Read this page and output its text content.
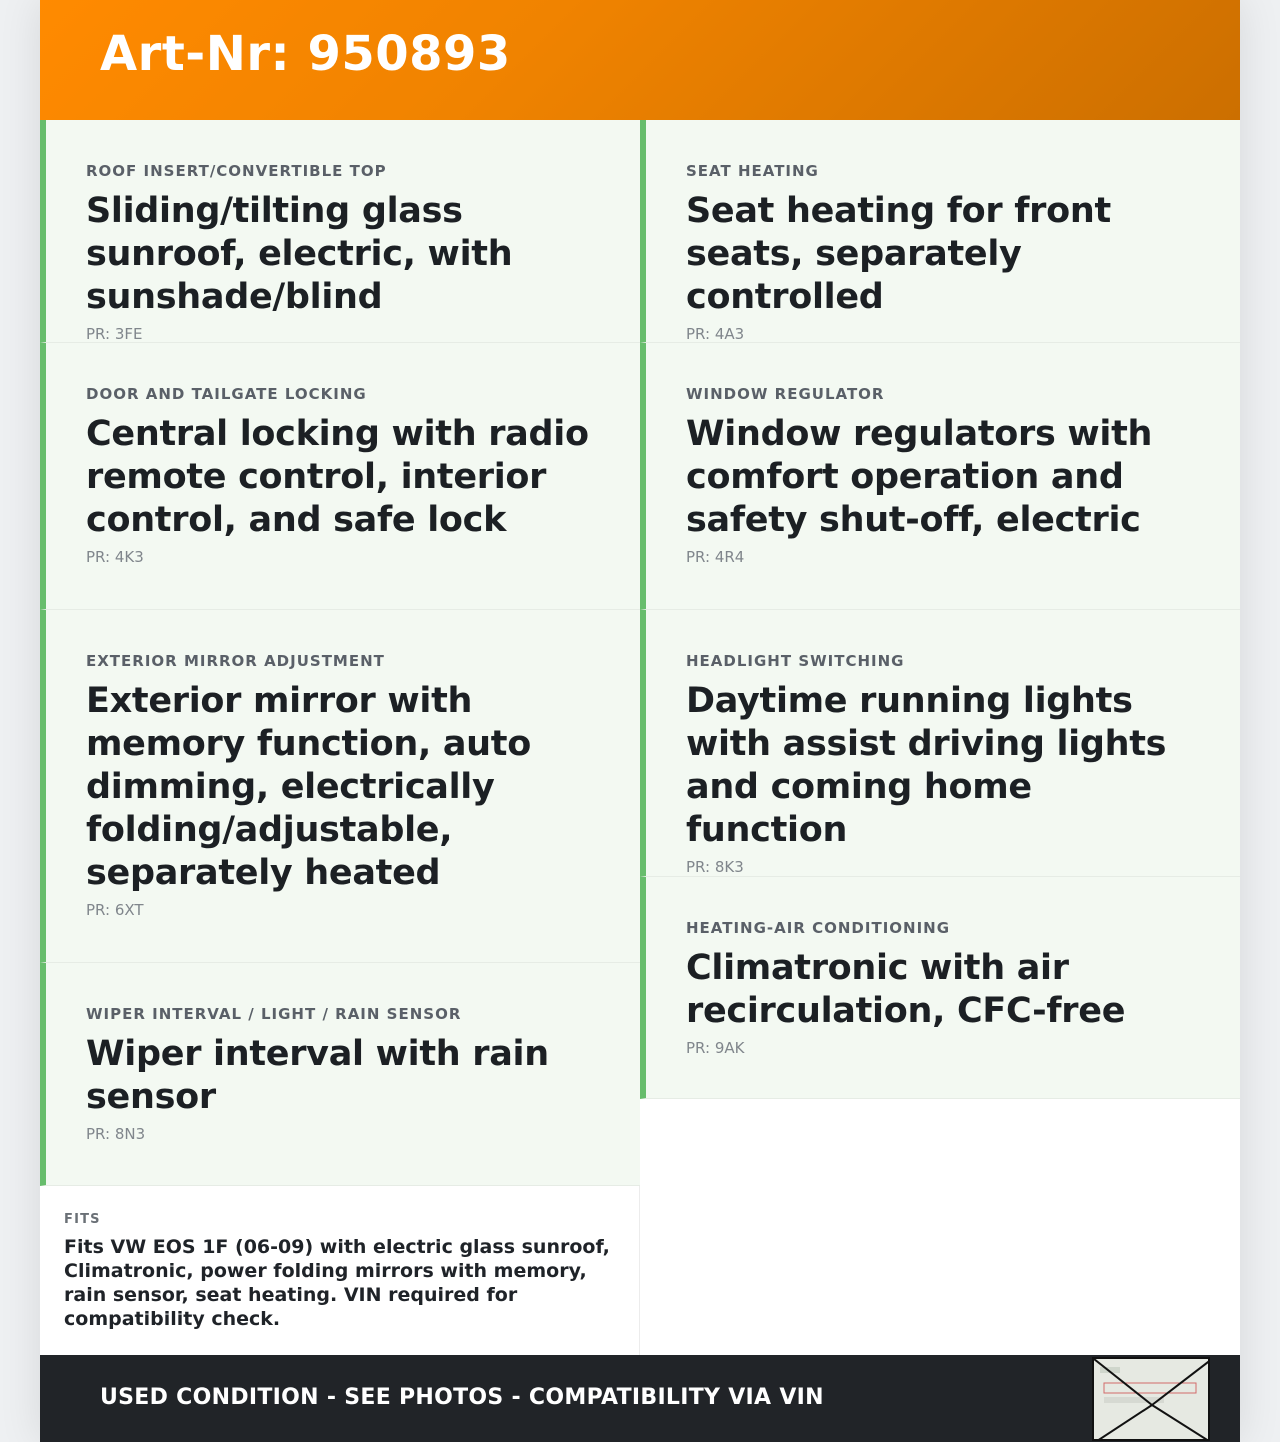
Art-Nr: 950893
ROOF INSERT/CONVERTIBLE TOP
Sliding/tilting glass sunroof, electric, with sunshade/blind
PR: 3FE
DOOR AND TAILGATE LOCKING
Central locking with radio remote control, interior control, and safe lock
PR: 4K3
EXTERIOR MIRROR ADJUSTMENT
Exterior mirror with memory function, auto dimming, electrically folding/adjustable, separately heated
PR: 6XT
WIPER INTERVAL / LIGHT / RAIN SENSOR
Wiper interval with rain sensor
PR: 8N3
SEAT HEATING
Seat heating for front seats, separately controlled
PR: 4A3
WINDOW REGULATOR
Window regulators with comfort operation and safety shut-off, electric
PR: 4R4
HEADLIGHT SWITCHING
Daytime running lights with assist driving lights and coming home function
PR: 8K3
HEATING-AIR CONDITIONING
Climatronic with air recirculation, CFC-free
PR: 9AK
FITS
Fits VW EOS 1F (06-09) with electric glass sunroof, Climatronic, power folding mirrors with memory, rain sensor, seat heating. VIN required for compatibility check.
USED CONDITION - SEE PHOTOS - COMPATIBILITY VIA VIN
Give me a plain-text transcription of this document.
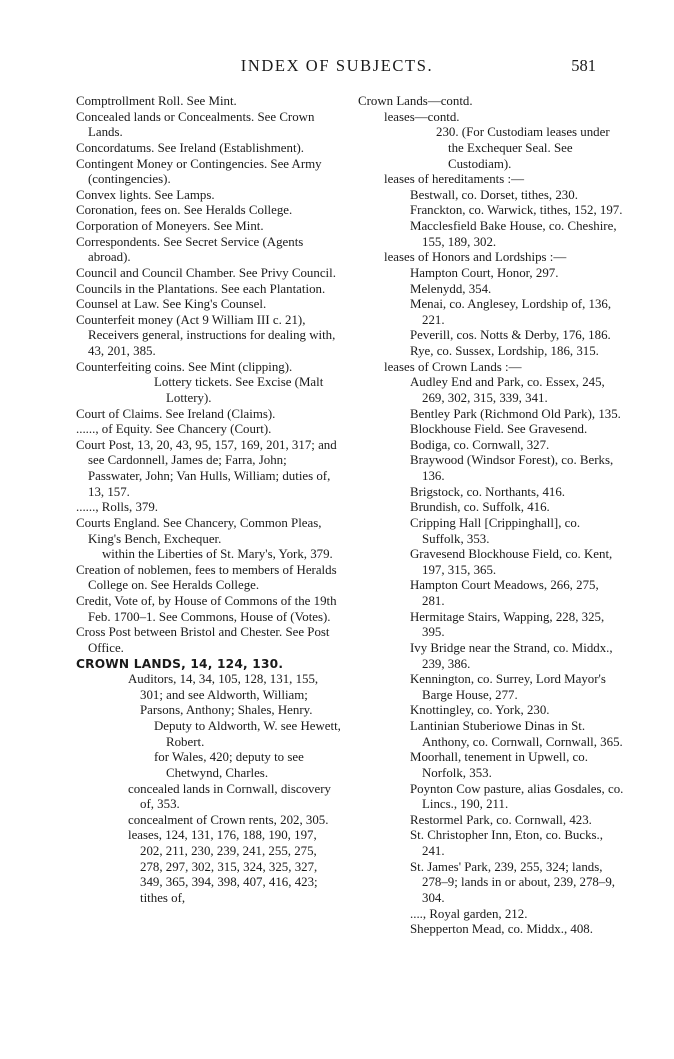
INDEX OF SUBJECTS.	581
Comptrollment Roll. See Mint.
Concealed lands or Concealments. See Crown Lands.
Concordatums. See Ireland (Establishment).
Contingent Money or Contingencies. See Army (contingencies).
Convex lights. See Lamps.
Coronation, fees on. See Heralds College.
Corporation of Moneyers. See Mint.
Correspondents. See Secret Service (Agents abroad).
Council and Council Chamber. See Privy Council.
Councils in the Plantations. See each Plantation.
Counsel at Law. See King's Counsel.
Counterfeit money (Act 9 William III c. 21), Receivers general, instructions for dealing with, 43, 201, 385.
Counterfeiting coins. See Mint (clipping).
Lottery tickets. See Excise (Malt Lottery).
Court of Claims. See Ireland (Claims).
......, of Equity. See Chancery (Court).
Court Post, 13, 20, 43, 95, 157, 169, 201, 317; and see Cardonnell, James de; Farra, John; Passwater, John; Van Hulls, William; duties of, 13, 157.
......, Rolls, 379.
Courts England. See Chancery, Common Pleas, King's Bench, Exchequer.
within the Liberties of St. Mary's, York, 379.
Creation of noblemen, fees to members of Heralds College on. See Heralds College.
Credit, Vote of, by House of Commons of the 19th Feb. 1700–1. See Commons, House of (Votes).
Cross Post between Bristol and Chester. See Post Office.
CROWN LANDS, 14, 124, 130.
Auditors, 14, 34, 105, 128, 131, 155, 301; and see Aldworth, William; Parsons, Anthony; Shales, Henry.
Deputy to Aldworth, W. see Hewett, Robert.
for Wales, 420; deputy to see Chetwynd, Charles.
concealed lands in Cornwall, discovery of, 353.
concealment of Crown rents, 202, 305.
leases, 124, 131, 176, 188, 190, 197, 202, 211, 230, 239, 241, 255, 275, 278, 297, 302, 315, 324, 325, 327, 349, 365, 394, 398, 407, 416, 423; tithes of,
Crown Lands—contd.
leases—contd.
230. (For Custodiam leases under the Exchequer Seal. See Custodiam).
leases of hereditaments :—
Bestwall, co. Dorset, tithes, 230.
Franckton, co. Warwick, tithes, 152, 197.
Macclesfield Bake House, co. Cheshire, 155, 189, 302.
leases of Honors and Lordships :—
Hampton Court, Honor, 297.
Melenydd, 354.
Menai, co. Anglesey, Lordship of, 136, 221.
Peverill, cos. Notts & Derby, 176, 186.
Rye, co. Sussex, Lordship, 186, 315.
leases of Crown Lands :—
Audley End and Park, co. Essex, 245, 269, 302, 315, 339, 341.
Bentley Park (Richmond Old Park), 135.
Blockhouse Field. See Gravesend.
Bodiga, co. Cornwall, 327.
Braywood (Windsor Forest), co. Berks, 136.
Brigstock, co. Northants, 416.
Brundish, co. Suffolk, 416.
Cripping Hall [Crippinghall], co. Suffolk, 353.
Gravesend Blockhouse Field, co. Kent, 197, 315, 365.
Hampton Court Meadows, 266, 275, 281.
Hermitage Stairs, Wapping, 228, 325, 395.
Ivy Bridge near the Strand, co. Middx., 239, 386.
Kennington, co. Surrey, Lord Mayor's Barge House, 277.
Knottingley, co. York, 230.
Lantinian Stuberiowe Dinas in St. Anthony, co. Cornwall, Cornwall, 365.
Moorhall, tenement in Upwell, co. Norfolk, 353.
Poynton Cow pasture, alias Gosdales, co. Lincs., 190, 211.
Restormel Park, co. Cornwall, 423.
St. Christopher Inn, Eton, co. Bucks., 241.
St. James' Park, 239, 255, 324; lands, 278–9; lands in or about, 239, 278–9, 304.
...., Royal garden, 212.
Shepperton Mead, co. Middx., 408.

# # # # #

Omit every picture while copying the listing above exactly.

Read this page and output its text content.
Art-Nr: 950893
ROOF INSERT/CONVERTIBLE TOP
Sliding/tilting glass sunroof, electric, with sunshade/blind
PR: 3FE
DOOR AND TAILGATE LOCKING
Central locking with radio remote control, interior control, and safe lock
PR: 4K3
EXTERIOR MIRROR ADJUSTMENT
Exterior mirror with memory function, auto dimming, electrically folding/adjustable, separately heated
PR: 6XT
WIPER INTERVAL / LIGHT / RAIN SENSOR
Wiper interval with rain sensor
PR: 8N3
SEAT HEATING
Seat heating for front seats, separately controlled
PR: 4A3
WINDOW REGULATOR
Window regulators with comfort operation and safety shut-off, electric
PR: 4R4
HEADLIGHT SWITCHING
Daytime running lights with assist driving lights and coming home function
PR: 8K3
HEATING-AIR CONDITIONING
Climatronic with air recirculation, CFC-free
PR: 9AK
FITS
Fits VW EOS 1F (06-09) with electric glass sunroof, Climatronic, power folding mirrors with memory, rain sensor, seat heating. VIN required for compatibility check.
USED CONDITION - SEE PHOTOS - COMPATIBILITY VIA VIN
Give me a plain-text transcription of this document.
INDEX OF SUBJECTS.	581
Comptrollment Roll. See Mint.
Concealed lands or Concealments. See Crown Lands.
Concordatums. See Ireland (Establishment).
Contingent Money or Contingencies. See Army (contingencies).
Convex lights. See Lamps.
Coronation, fees on. See Heralds College.
Corporation of Moneyers. See Mint.
Correspondents. See Secret Service (Agents abroad).
Council and Council Chamber. See Privy Council.
Councils in the Plantations. See each Plantation.
Counsel at Law. See King's Counsel.
Counterfeit money (Act 9 William III c. 21), Receivers general, instructions for dealing with, 43, 201, 385.
Counterfeiting coins. See Mint (clipping).
Lottery tickets. See Excise (Malt Lottery).
Court of Claims. See Ireland (Claims).
......, of Equity. See Chancery (Court).
Court Post, 13, 20, 43, 95, 157, 169, 201, 317; and see Cardonnell, James de; Farra, John; Passwater, John; Van Hulls, William; duties of, 13, 157.
......, Rolls, 379.
Courts England. See Chancery, Common Pleas, King's Bench, Exchequer.
within the Liberties of St. Mary's, York, 379.
Creation of noblemen, fees to members of Heralds College on. See Heralds College.
Credit, Vote of, by House of Commons of the 19th Feb. 1700–1. See Commons, House of (Votes).
Cross Post between Bristol and Chester. See Post Office.
CROWN LANDS, 14, 124, 130.
Auditors, 14, 34, 105, 128, 131, 155, 301; and see Aldworth, William; Parsons, Anthony; Shales, Henry.
Deputy to Aldworth, W. see Hewett, Robert.
for Wales, 420; deputy to see Chetwynd, Charles.
concealed lands in Cornwall, discovery of, 353.
concealment of Crown rents, 202, 305.
leases, 124, 131, 176, 188, 190, 197, 202, 211, 230, 239, 241, 255, 275, 278, 297, 302, 315, 324, 325, 327, 349, 365, 394, 398, 407, 416, 423; tithes of,
Crown Lands—contd.
leases—contd.
230. (For Custodiam leases under the Exchequer Seal. See Custodiam).
leases of hereditaments :—
Bestwall, co. Dorset, tithes, 230.
Franckton, co. Warwick, tithes, 152, 197.
Macclesfield Bake House, co. Cheshire, 155, 189, 302.
leases of Honors and Lordships :—
Hampton Court, Honor, 297.
Melenydd, 354.
Menai, co. Anglesey, Lordship of, 136, 221.
Peverill, cos. Notts & Derby, 176, 186.
Rye, co. Sussex, Lordship, 186, 315.
leases of Crown Lands :—
Audley End and Park, co. Essex, 245, 269, 302, 315, 339, 341.
Bentley Park (Richmond Old Park), 135.
Blockhouse Field. See Gravesend.
Bodiga, co. Cornwall, 327.
Braywood (Windsor Forest), co. Berks, 136.
Brigstock, co. Northants, 416.
Brundish, co. Suffolk, 416.
Cripping Hall [Crippinghall], co. Suffolk, 353.
Gravesend Blockhouse Field, co. Kent, 197, 315, 365.
Hampton Court Meadows, 266, 275, 281.
Hermitage Stairs, Wapping, 228, 325, 395.
Ivy Bridge near the Strand, co. Middx., 239, 386.
Kennington, co. Surrey, Lord Mayor's Barge House, 277.
Knottingley, co. York, 230.
Lantinian Stuberiowe Dinas in St. Anthony, co. Cornwall, Cornwall, 365.
Moorhall, tenement in Upwell, co. Norfolk, 353.
Poynton Cow pasture, alias Gosdales, co. Lincs., 190, 211.
Restormel Park, co. Cornwall, 423.
St. Christopher Inn, Eton, co. Bucks., 241.
St. James' Park, 239, 255, 324; lands, 278–9; lands in or about, 239, 278–9, 304.
...., Royal garden, 212.
Shepperton Mead, co. Middx., 408.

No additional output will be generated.